» **Supplied records**:
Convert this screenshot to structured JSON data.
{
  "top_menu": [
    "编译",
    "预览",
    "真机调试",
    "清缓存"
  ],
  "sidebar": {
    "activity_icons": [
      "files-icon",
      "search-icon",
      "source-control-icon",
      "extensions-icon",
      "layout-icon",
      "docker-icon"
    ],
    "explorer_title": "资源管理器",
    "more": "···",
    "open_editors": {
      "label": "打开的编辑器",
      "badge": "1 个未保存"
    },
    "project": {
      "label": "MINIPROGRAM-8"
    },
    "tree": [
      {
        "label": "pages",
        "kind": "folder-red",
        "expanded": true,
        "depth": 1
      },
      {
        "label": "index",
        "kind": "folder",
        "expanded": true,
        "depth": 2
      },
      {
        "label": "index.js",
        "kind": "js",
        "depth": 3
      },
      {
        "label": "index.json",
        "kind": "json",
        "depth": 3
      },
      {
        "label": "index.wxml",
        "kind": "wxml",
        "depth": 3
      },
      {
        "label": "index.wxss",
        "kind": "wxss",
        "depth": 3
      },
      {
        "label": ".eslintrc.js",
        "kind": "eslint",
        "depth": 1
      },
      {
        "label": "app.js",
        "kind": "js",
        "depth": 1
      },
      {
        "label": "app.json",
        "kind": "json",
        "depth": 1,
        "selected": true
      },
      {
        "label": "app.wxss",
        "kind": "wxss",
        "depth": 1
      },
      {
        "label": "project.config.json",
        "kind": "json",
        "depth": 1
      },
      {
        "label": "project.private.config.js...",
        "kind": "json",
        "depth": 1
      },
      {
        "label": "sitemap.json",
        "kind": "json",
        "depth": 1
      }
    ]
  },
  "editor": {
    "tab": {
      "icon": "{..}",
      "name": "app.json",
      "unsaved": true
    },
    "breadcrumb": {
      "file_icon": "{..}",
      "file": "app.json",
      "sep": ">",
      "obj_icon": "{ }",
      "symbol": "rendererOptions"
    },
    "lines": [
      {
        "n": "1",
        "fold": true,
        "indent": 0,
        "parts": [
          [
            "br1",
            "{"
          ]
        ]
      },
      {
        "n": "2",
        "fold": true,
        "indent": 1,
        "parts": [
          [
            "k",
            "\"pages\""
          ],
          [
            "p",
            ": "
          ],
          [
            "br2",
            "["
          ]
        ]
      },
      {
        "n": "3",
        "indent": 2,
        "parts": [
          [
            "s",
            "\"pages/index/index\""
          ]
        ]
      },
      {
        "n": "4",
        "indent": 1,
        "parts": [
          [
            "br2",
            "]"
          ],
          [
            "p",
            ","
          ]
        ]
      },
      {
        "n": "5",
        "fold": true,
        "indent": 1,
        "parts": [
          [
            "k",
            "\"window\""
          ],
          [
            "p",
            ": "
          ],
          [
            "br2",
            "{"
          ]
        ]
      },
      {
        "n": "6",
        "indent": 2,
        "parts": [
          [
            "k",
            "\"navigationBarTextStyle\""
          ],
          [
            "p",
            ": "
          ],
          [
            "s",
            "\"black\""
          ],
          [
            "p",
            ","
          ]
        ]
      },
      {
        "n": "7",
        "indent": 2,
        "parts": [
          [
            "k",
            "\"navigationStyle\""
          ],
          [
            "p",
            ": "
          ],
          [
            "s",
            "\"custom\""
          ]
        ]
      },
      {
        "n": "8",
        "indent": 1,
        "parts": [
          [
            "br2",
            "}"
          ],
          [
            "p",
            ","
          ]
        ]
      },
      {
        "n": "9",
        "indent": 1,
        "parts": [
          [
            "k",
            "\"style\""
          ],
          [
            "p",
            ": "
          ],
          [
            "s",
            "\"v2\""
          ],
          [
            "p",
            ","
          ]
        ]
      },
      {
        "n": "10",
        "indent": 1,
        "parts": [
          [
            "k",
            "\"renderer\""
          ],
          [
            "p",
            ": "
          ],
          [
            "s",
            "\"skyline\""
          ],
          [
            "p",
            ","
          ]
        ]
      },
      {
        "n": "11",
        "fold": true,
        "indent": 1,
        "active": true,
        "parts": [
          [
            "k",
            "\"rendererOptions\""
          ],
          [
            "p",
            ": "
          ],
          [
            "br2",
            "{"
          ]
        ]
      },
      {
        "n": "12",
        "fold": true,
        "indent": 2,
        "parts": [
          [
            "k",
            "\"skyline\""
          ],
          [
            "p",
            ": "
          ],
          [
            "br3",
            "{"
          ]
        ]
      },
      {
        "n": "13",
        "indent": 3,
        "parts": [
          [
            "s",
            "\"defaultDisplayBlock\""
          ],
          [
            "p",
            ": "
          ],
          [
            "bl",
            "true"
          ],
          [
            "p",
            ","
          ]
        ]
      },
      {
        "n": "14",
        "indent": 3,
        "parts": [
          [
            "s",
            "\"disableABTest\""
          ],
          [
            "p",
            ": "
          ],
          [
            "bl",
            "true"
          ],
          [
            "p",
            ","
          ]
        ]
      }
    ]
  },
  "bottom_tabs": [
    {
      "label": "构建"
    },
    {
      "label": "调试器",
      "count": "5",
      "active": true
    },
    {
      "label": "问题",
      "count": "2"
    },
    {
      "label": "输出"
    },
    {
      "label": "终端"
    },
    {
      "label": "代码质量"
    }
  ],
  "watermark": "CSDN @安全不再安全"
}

» **What the task requires**: Exactly reproduce the material above.

» **Solution for this problem**:
Convert this screenshot to structured JSON data.
{
  "top_menu": [
    "编译",
    "预览",
    "真机调试",
    "清缓存"
  ],
  "sidebar": {
    "activity_icons": [
      "files-icon",
      "search-icon",
      "source-control-icon",
      "extensions-icon",
      "layout-icon",
      "docker-icon"
    ],
    "explorer_title": "资源管理器",
    "more": "···",
    "open_editors": {
      "label": "打开的编辑器",
      "badge": "1 个未保存"
    },
    "project": {
      "label": "MINIPROGRAM-8"
    },
    "tree": [
      {
        "label": "pages",
        "kind": "folder-red",
        "expanded": true,
        "depth": 1
      },
      {
        "label": "index",
        "kind": "folder",
        "expanded": true,
        "depth": 2
      },
      {
        "label": "index.js",
        "kind": "js",
        "depth": 3
      },
      {
        "label": "index.json",
        "kind": "json",
        "depth": 3
      },
      {
        "label": "index.wxml",
        "kind": "wxml",
        "depth": 3
      },
      {
        "label": "index.wxss",
        "kind": "wxss",
        "depth": 3
      },
      {
        "label": ".eslintrc.js",
        "kind": "eslint",
        "depth": 1
      },
      {
        "label": "app.js",
        "kind": "js",
        "depth": 1
      },
      {
        "label": "app.json",
        "kind": "json",
        "depth": 1,
        "selected": true
      },
      {
        "label": "app.wxss",
        "kind": "wxss",
        "depth": 1
      },
      {
        "label": "project.config.json",
        "kind": "json",
        "depth": 1
      },
      {
        "label": "project.private.config.js...",
        "kind": "json",
        "depth": 1
      },
      {
        "label": "sitemap.json",
        "kind": "json",
        "depth": 1
      }
    ]
  },
  "editor": {
    "tab": {
      "icon": "{..}",
      "name": "app.json",
      "unsaved": true
    },
    "breadcrumb": {
      "file_icon": "{..}",
      "file": "app.json",
      "sep": ">",
      "obj_icon": "{ }",
      "symbol": "rendererOptions"
    },
    "lines": [
      {
        "n": "1",
        "fold": true,
        "indent": 0,
        "parts": [
          [
            "br1",
            "{"
          ]
        ]
      },
      {
        "n": "2",
        "fold": true,
        "indent": 1,
        "parts": [
          [
            "k",
            "\"pages\""
          ],
          [
            "p",
            ": "
          ],
          [
            "br2",
            "["
          ]
        ]
      },
      {
        "n": "3",
        "indent": 2,
        "parts": [
          [
            "s",
            "\"pages/index/index\""
          ]
        ]
      },
      {
        "n": "4",
        "indent": 1,
        "parts": [
          [
            "br2",
            "]"
          ],
          [
            "p",
            ","
          ]
        ]
      },
      {
        "n": "5",
        "fold": true,
        "indent": 1,
        "parts": [
          [
            "k",
            "\"window\""
          ],
          [
            "p",
            ": "
          ],
          [
            "br2",
            "{"
          ]
        ]
      },
      {
        "n": "6",
        "indent": 2,
        "parts": [
          [
            "k",
            "\"navigationBarTextStyle\""
          ],
          [
            "p",
            ": "
          ],
          [
            "s",
            "\"black\""
          ],
          [
            "p",
            ","
          ]
        ]
      },
      {
        "n": "7",
        "indent": 2,
        "parts": [
          [
            "k",
            "\"navigationStyle\""
          ],
          [
            "p",
            ": "
          ],
          [
            "s",
            "\"custom\""
          ]
        ]
      },
      {
        "n": "8",
        "indent": 1,
        "parts": [
          [
            "br2",
            "}"
          ],
          [
            "p",
            ","
          ]
        ]
      },
      {
        "n": "9",
        "indent": 1,
        "parts": [
          [
            "k",
            "\"style\""
          ],
          [
            "p",
            ": "
          ],
          [
            "s",
            "\"v2\""
          ],
          [
            "p",
            ","
          ]
        ]
      },
      {
        "n": "10",
        "indent": 1,
        "parts": [
          [
            "k",
            "\"renderer\""
          ],
          [
            "p",
            ": "
          ],
          [
            "s",
            "\"skyline\""
          ],
          [
            "p",
            ","
          ]
        ]
      },
      {
        "n": "11",
        "fold": true,
        "indent": 1,
        "active": true,
        "parts": [
          [
            "k",
            "\"rendererOptions\""
          ],
          [
            "p",
            ": "
          ],
          [
            "br2",
            "{"
          ]
        ]
      },
      {
        "n": "12",
        "fold": true,
        "indent": 2,
        "parts": [
          [
            "k",
            "\"skyline\""
          ],
          [
            "p",
            ": "
          ],
          [
            "br3",
            "{"
          ]
        ]
      },
      {
        "n": "13",
        "indent": 3,
        "parts": [
          [
            "s",
            "\"defaultDisplayBlock\""
          ],
          [
            "p",
            ": "
          ],
          [
            "bl",
            "true"
          ],
          [
            "p",
            ","
          ]
        ]
      },
      {
        "n": "14",
        "indent": 3,
        "parts": [
          [
            "s",
            "\"disableABTest\""
          ],
          [
            "p",
            ": "
          ],
          [
            "bl",
            "true"
          ],
          [
            "p",
            ","
          ]
        ]
      }
    ]
  },
  "bottom_tabs": [
    {
      "label": "构建"
    },
    {
      "label": "调试器",
      "count": "5",
      "active": true
    },
    {
      "label": "问题",
      "count": "2"
    },
    {
      "label": "输出"
    },
    {
      "label": "终端"
    },
    {
      "label": "代码质量"
    }
  ],
  "watermark": "CSDN @安全不再安全"
}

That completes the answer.